_Opdracht A_
Geef voor elke bewering aan of ze overeenkomt met het fragment over de facturatie van ziekenhuisverblijven: (i) de facturatie wordt verstuurd voordat alle gegevens van een verblijf verzameld zijn; (ii) voor het ziekenhuis komt dit neer op een voorfinanciering van twee maanden; (iii) in uitzonderlijke gevallen kan een bijkomende facturatie worden ingediend. Antwoord per bewering met ja of nee en citeer letterlijk de woorden uit het fragment die de doorslag geven.

_Geselecteerd fragment_
Pas nadat alle gegevens betreffende een verblijf verzameld zijn, wordt de facturatie verstuurd. Dit brengt belangrijke consequenties met zich mee, daar de facturatie van een verblijf in het begin van de maand twee maanden op zich laat wachten. Wat tevens een voorfinanciering van twee maanden betekent voor het ziekenhuis. In uitzonderlijke gevallen kan een bijkomende (13e) facturatie worden ingediend.

Graag kreeg ik een antwoord op de volgende vragen:

1) Acht de geachte minister een herziening van deze maatregel noodzakelijk? Is zij ook van mening dat een (openbaar) bedrijf in staat moet zijn om haar eigen middelen optimaal te beheren? Zo nee, waarom niet?

2) Acht de geachte minister een uitbreiding van het maandelijks over te maken aantal facturatiebestanden per derdebetaler mogelijk? Zo nee, waarom niet?

(Opgeslagen gegevens)

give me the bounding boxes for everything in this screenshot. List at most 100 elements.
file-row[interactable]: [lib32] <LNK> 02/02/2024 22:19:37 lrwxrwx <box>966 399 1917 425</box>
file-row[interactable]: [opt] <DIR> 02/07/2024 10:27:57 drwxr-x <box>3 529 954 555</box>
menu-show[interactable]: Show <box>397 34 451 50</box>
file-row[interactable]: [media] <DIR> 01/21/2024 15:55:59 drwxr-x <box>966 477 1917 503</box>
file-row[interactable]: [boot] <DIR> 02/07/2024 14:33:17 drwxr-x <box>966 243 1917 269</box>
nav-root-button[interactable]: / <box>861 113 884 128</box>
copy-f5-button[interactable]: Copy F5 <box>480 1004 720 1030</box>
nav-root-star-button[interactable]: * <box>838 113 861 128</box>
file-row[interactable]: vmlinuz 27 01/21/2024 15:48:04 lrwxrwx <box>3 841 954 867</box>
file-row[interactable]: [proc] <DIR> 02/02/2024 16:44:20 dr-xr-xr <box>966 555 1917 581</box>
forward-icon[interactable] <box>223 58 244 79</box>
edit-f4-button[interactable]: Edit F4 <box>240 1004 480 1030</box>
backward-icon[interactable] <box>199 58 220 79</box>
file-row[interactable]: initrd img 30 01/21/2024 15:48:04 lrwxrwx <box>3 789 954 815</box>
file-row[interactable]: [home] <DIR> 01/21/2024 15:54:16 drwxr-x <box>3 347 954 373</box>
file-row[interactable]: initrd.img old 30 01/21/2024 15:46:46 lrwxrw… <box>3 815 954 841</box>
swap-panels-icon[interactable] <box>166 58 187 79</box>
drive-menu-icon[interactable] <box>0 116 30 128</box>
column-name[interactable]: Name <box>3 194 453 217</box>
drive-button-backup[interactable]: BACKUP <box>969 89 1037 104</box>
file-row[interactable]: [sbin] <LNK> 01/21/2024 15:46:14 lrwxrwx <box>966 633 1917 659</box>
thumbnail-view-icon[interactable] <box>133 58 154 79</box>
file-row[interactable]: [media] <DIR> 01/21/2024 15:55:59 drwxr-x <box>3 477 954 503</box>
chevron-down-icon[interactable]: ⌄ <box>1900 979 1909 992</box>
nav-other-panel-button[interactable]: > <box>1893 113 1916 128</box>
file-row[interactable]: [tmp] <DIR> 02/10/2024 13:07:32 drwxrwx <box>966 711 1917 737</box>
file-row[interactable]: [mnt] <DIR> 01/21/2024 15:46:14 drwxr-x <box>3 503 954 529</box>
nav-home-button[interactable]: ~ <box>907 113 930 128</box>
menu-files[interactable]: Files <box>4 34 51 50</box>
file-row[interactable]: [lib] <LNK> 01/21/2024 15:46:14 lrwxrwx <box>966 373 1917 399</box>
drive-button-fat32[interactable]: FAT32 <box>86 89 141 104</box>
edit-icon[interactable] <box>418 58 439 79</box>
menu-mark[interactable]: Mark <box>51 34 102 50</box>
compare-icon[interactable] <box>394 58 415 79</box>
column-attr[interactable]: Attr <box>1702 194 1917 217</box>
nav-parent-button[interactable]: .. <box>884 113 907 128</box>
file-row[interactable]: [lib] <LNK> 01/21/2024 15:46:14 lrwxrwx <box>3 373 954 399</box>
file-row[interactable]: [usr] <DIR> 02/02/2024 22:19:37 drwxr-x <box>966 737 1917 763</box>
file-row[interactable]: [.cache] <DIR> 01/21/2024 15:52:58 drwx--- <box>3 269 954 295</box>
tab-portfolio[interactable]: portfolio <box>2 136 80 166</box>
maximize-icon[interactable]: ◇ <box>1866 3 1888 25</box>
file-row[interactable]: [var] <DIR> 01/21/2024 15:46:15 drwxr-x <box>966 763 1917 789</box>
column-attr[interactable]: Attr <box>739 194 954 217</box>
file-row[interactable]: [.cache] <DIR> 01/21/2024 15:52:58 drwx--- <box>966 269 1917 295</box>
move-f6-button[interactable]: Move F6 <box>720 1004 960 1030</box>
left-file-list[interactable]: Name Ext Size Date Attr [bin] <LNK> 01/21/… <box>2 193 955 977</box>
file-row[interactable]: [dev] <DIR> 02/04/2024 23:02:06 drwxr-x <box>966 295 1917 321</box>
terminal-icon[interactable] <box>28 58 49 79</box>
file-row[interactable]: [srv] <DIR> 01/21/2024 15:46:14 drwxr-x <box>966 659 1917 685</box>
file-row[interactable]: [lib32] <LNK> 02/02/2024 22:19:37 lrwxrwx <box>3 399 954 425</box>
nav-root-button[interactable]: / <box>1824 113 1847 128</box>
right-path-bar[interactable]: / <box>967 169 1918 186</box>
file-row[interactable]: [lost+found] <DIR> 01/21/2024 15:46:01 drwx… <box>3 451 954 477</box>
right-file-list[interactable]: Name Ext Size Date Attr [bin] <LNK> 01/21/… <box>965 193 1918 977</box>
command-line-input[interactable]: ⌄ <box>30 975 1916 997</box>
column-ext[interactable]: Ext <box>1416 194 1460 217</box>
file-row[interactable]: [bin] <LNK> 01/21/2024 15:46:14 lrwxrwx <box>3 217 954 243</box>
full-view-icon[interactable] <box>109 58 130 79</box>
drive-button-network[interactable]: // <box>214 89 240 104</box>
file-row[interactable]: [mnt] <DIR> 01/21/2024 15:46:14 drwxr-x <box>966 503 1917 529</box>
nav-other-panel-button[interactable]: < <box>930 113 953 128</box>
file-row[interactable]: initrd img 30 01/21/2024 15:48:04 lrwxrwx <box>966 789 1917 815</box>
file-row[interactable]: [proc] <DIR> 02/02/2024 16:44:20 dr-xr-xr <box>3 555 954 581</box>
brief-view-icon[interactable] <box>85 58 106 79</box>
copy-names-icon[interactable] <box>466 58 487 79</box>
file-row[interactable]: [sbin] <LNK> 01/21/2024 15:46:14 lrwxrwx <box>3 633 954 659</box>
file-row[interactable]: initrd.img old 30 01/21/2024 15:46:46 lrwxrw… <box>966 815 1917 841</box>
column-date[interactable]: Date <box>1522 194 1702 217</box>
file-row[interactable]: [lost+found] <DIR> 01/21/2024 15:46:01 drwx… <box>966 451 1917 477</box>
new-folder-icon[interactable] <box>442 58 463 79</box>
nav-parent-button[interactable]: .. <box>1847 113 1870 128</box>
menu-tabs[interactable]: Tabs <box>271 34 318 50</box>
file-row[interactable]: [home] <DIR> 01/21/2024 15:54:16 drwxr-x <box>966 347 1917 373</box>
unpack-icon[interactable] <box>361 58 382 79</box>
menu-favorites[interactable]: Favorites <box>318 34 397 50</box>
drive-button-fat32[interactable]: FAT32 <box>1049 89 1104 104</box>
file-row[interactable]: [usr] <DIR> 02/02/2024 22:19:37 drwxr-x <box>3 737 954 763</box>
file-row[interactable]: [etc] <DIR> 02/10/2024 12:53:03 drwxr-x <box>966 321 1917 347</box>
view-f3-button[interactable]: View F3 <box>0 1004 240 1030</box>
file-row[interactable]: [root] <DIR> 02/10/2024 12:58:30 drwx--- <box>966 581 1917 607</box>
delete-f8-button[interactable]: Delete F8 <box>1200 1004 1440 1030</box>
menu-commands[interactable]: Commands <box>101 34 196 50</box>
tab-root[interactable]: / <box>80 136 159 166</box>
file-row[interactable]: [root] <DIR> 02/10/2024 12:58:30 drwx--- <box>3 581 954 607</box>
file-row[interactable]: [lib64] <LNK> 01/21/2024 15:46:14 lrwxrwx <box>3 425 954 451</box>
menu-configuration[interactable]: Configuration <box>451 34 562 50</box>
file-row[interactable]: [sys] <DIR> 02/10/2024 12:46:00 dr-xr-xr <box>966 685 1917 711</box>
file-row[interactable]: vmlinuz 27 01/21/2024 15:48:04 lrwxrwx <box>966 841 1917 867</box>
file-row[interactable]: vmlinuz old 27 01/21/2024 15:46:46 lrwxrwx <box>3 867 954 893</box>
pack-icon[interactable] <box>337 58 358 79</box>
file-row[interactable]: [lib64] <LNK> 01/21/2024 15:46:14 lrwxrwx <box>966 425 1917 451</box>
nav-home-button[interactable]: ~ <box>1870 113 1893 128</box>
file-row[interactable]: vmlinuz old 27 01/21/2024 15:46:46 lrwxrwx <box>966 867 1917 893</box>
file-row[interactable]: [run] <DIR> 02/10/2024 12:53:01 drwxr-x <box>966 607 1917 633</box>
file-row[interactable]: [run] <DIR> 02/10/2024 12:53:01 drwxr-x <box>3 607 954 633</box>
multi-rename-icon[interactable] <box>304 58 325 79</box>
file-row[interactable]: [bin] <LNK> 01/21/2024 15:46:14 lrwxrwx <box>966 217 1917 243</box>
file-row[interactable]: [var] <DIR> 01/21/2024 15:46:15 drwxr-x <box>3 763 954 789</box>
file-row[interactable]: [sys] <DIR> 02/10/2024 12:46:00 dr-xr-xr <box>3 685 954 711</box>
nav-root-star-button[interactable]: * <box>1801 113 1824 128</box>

_Opdracht B_
Reproduceer de regels van de records letterlijk, vanaf het begin van de records tot en met de regel die "nav-other-panel-button[interactable]: > <box>1893" bevat.

_Uitvoer A_
(i) Nee: "Pas nadat alle gegevens betreffende een verblijf verzameld zijn, wordt de facturatie verstuurd."
(ii) Ja: "Wat tevens een voorfinanciering van twee maanden betekent voor het ziekenhuis."
(iii) Ja: "In uitzonderlijke gevallen kan een bijkomende (13e) facturatie worden ingediend."

_Uitvoer B_
give me the bounding boxes for everything in this screenshot. List at most 100 elements.
file-row[interactable]: [lib32] <LNK> 02/02/2024 22:19:37 lrwxrwx <box>966 399 1917 425</box>
file-row[interactable]: [opt] <DIR> 02/07/2024 10:27:57 drwxr-x <box>3 529 954 555</box>
menu-show[interactable]: Show <box>397 34 451 50</box>
file-row[interactable]: [media] <DIR> 01/21/2024 15:55:59 drwxr-x <box>966 477 1917 503</box>
file-row[interactable]: [boot] <DIR> 02/07/2024 14:33:17 drwxr-x <box>966 243 1917 269</box>
nav-root-button[interactable]: / <box>861 113 884 128</box>
copy-f5-button[interactable]: Copy F5 <box>480 1004 720 1030</box>
nav-root-star-button[interactable]: * <box>838 113 861 128</box>
file-row[interactable]: vmlinuz 27 01/21/2024 15:48:04 lrwxrwx <box>3 841 954 867</box>
file-row[interactable]: [proc] <DIR> 02/02/2024 16:44:20 dr-xr-xr <box>966 555 1917 581</box>
forward-icon[interactable] <box>223 58 244 79</box>
edit-f4-button[interactable]: Edit F4 <box>240 1004 480 1030</box>
backward-icon[interactable] <box>199 58 220 79</box>
file-row[interactable]: initrd img 30 01/21/2024 15:48:04 lrwxrwx <box>3 789 954 815</box>
file-row[interactable]: [home] <DIR> 01/21/2024 15:54:16 drwxr-x <box>3 347 954 373</box>
file-row[interactable]: initrd.img old 30 01/21/2024 15:46:46 lrwxrw… <box>3 815 954 841</box>
swap-panels-icon[interactable] <box>166 58 187 79</box>
drive-menu-icon[interactable] <box>0 116 30 128</box>
column-name[interactable]: Name <box>3 194 453 217</box>
drive-button-backup[interactable]: BACKUP <box>969 89 1037 104</box>
file-row[interactable]: [sbin] <LNK> 01/21/2024 15:46:14 lrwxrwx <box>966 633 1917 659</box>
thumbnail-view-icon[interactable] <box>133 58 154 79</box>
file-row[interactable]: [media] <DIR> 01/21/2024 15:55:59 drwxr-x <box>3 477 954 503</box>
chevron-down-icon[interactable]: ⌄ <box>1900 979 1909 992</box>
nav-other-panel-button[interactable]: > <box>1893 113 1916 128</box>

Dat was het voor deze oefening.